**Dataset records**
○ ○ ○ ○ ○
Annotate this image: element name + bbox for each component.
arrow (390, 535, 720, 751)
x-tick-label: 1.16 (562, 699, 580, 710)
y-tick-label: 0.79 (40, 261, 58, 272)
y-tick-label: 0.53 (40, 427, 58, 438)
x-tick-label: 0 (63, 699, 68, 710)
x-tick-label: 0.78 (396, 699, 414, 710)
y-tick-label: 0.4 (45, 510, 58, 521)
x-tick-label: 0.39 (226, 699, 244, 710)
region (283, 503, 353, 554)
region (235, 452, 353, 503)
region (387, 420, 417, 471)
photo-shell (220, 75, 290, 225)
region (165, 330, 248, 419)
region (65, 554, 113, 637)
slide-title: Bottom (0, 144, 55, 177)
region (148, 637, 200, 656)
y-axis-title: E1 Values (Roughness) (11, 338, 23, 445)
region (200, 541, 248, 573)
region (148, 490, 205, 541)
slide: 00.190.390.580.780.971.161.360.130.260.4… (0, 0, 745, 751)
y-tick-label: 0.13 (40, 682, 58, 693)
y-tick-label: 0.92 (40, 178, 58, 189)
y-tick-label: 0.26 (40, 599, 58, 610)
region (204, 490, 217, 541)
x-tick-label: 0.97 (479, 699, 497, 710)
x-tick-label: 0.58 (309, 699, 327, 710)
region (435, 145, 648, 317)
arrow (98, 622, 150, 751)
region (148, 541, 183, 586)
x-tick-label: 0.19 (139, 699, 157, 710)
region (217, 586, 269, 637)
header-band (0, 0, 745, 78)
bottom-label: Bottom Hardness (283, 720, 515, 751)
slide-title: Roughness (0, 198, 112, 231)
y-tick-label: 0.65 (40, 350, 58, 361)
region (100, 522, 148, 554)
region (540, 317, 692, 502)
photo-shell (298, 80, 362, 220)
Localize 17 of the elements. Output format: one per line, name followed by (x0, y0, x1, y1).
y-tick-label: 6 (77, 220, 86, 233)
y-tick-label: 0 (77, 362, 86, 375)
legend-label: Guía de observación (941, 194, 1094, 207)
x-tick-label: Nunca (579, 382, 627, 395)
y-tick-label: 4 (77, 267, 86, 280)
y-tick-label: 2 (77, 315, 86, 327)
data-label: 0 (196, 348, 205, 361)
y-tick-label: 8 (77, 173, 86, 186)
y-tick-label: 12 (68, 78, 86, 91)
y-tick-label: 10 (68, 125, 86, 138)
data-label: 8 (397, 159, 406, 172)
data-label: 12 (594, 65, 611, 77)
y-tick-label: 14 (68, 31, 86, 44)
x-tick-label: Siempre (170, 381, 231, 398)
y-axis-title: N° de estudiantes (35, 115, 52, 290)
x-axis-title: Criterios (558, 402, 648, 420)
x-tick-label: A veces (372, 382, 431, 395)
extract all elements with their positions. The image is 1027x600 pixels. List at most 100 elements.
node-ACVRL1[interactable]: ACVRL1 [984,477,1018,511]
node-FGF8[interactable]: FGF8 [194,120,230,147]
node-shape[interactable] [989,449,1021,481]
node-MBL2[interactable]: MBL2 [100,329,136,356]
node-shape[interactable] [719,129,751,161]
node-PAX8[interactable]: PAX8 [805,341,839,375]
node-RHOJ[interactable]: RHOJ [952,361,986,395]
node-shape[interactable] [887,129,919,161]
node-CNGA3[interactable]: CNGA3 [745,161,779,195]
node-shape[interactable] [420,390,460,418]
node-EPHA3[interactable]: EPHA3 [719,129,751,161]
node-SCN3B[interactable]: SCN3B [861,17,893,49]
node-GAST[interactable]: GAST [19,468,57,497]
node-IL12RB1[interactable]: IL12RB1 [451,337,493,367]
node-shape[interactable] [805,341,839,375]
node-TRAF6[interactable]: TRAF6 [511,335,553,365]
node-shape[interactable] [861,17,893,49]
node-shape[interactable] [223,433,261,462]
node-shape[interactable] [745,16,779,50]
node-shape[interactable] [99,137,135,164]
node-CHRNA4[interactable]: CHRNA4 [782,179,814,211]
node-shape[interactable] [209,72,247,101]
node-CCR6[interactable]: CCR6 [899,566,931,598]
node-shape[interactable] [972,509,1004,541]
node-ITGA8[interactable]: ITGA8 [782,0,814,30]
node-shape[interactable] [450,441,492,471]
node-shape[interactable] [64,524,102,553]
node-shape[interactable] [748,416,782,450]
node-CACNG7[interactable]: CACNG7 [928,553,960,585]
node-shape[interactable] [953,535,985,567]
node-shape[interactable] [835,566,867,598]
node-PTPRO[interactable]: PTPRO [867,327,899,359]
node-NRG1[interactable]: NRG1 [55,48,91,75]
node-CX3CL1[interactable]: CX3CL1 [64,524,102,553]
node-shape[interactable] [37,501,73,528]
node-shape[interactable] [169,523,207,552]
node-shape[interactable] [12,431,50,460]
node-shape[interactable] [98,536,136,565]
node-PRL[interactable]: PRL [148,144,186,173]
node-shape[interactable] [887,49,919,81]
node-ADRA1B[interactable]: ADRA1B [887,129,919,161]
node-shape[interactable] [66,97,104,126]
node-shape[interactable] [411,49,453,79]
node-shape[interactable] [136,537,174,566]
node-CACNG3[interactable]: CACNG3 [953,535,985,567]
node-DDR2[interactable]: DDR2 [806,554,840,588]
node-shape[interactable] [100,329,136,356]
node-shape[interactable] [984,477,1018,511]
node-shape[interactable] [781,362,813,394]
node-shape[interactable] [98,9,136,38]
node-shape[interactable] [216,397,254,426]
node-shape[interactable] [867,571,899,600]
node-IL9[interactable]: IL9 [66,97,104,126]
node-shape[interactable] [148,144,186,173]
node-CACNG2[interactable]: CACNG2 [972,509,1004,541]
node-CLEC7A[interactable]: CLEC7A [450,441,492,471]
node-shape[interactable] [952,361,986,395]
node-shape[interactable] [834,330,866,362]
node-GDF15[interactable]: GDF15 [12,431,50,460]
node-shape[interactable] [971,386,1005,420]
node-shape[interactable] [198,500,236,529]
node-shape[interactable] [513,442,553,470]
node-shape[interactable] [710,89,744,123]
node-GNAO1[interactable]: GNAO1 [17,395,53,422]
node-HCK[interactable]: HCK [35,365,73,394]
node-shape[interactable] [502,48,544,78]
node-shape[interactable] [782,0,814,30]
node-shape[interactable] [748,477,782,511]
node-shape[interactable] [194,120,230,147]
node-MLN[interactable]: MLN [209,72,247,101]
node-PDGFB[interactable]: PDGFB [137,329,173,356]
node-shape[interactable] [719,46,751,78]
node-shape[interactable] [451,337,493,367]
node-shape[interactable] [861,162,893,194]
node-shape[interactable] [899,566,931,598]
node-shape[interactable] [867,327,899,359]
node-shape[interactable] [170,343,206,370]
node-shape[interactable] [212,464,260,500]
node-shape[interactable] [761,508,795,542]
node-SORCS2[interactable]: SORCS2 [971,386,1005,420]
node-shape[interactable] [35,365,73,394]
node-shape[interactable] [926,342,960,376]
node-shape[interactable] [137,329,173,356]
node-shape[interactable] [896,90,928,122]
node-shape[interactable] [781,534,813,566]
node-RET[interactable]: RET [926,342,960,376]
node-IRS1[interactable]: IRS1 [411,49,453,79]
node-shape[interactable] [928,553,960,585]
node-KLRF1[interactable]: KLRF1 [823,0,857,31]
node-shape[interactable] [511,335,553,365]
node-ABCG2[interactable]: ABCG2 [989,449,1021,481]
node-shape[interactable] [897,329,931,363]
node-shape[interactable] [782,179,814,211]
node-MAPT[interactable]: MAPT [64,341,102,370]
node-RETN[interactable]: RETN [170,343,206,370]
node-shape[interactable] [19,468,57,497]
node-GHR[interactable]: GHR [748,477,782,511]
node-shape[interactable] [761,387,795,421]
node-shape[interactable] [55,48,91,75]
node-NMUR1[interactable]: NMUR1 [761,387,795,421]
○ ○ ○ ○ ○
**PROBLEM TO SOLVE**
Rewrite the entries from the start through the line containing "y-tick-label: 4 (77, 267, 86, 280)", inclusive, changing every "photo-shell" to "photo-frame" and leaving everything else as it is.

**WRITTEN SOLUTION**
Annotate this image: element name + bbox for each component.
arrow (390, 535, 720, 751)
x-tick-label: 1.16 (562, 699, 580, 710)
y-tick-label: 0.79 (40, 261, 58, 272)
y-tick-label: 0.53 (40, 427, 58, 438)
x-tick-label: 0 (63, 699, 68, 710)
x-tick-label: 0.78 (396, 699, 414, 710)
y-tick-label: 0.4 (45, 510, 58, 521)
x-tick-label: 0.39 (226, 699, 244, 710)
region (283, 503, 353, 554)
region (235, 452, 353, 503)
region (387, 420, 417, 471)
photo-frame (220, 75, 290, 225)
region (165, 330, 248, 419)
region (65, 554, 113, 637)
slide-title: Bottom (0, 144, 55, 177)
region (148, 637, 200, 656)
y-axis-title: E1 Values (Roughness) (11, 338, 23, 445)
region (200, 541, 248, 573)
region (148, 490, 205, 541)
slide: 00.190.390.580.780.971.161.360.130.260.4… (0, 0, 745, 751)
y-tick-label: 0.13 (40, 682, 58, 693)
y-tick-label: 0.92 (40, 178, 58, 189)
y-tick-label: 0.26 (40, 599, 58, 610)
region (204, 490, 217, 541)
x-tick-label: 0.97 (479, 699, 497, 710)
x-tick-label: 0.58 (309, 699, 327, 710)
region (435, 145, 648, 317)
arrow (98, 622, 150, 751)
region (148, 541, 183, 586)
x-tick-label: 0.19 (139, 699, 157, 710)
region (217, 586, 269, 637)
header-band (0, 0, 745, 78)
bottom-label: Bottom Hardness (283, 720, 515, 751)
slide-title: Roughness (0, 198, 112, 231)
y-tick-label: 0.65 (40, 350, 58, 361)
region (100, 522, 148, 554)
region (540, 317, 692, 502)
photo-frame (298, 80, 362, 220)
Localize 17 of the elements. Output format: one per line, name followed by (x0, y0, x1, y1).
y-tick-label: 6 (77, 220, 86, 233)
y-tick-label: 0 (77, 362, 86, 375)
legend-label: Guía de observación (941, 194, 1094, 207)
x-tick-label: Nunca (579, 382, 627, 395)
y-tick-label: 4 (77, 267, 86, 280)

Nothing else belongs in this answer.